» **TASK PROMPT**
Output all entries verbatim. Skip pictures.

Data listing:
•••••

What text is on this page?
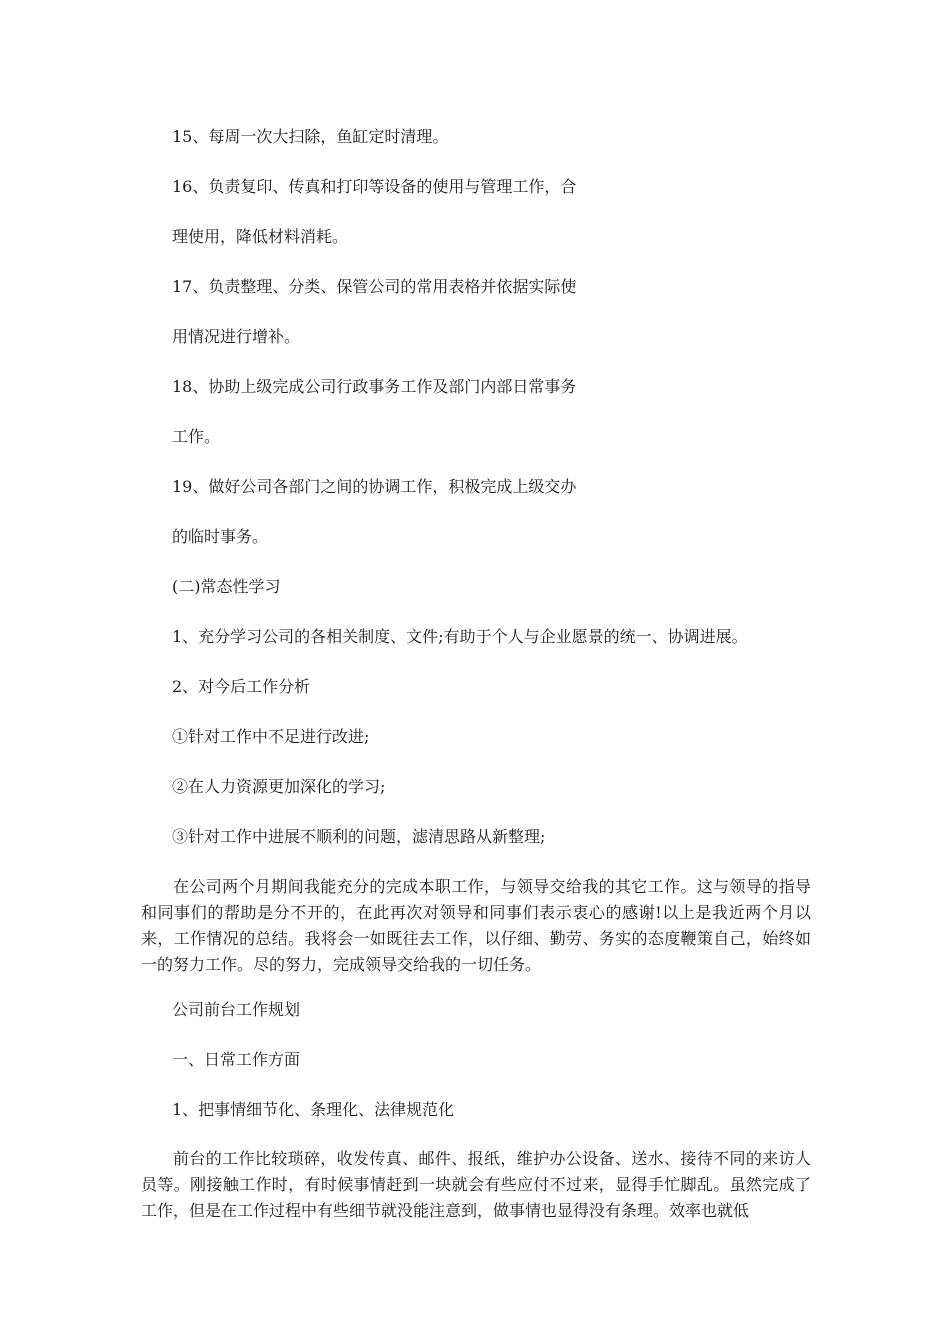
15、每周一次大扫除，鱼缸定时清理。
16、负责复印、传真和打印等设备的使用与管理工作，合
理使用，降低材料消耗。
17、负责整理、分类、保管公司的常用表格并依据实际使
用情况进行增补。
18、协助上级完成公司行政事务工作及部门内部日常事务
工作。
19、做好公司各部门之间的协调工作，积极完成上级交办
的临时事务。
(二)常态性学习
1、充分学习公司的各相关制度、文件;有助于个人与企业愿景的统一、协调进展。
2、对今后工作分析
①针对工作中不足进行改进;
②在人力资源更加深化的学习;
③针对工作中进展不顺利的问题，滤清思路从新整理;
在公司两个月期间我能充分的完成本职工作，与领导交给我的其它工作。这与领导的指导和同事们的帮助是分不开的，在此再次对领导和同事们表示衷心的感谢!以上是我近两个月以来，工作情况的总结。我将会一如既往去工作，以仔细、勤劳、务实的态度鞭策自己，始终如一的努力工作。尽的努力，完成领导交给我的一切任务。
公司前台工作规划
一、日常工作方面
1、把事情细节化、条理化、法律规范化
前台的工作比较琐碎，收发传真、邮件、报纸，维护办公设备、送水、接待不同的来访人员等。刚接触工作时，有时候事情赶到一块就会有些应付不过来，显得手忙脚乱。虽然完成了工作，但是在工作过程中有些细节就没能注意到，做事情也显得没有条理。效率也就低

•••••

» **TASK SOLUTION**
What text is on this page?
15、每周一次大扫除，鱼缸定时清理。
16、负责复印、传真和打印等设备的使用与管理工作，合
理使用，降低材料消耗。
17、负责整理、分类、保管公司的常用表格并依据实际使
用情况进行增补。
18、协助上级完成公司行政事务工作及部门内部日常事务
工作。
19、做好公司各部门之间的协调工作，积极完成上级交办
的临时事务。
(二)常态性学习
1、充分学习公司的各相关制度、文件;有助于个人与企业愿景的统一、协调进展。
2、对今后工作分析
①针对工作中不足进行改进;
②在人力资源更加深化的学习;
③针对工作中进展不顺利的问题，滤清思路从新整理;
在公司两个月期间我能充分的完成本职工作，与领导交给我的其它工作。这与领导的指导和同事们的帮助是分不开的，在此再次对领导和同事们表示衷心的感谢!以上是我近两个月以来，工作情况的总结。我将会一如既往去工作，以仔细、勤劳、务实的态度鞭策自己，始终如一的努力工作。尽的努力，完成领导交给我的一切任务。
公司前台工作规划
一、日常工作方面
1、把事情细节化、条理化、法律规范化
前台的工作比较琐碎，收发传真、邮件、报纸，维护办公设备、送水、接待不同的来访人员等。刚接触工作时，有时候事情赶到一块就会有些应付不过来，显得手忙脚乱。虽然完成了工作，但是在工作过程中有些细节就没能注意到，做事情也显得没有条理。效率也就低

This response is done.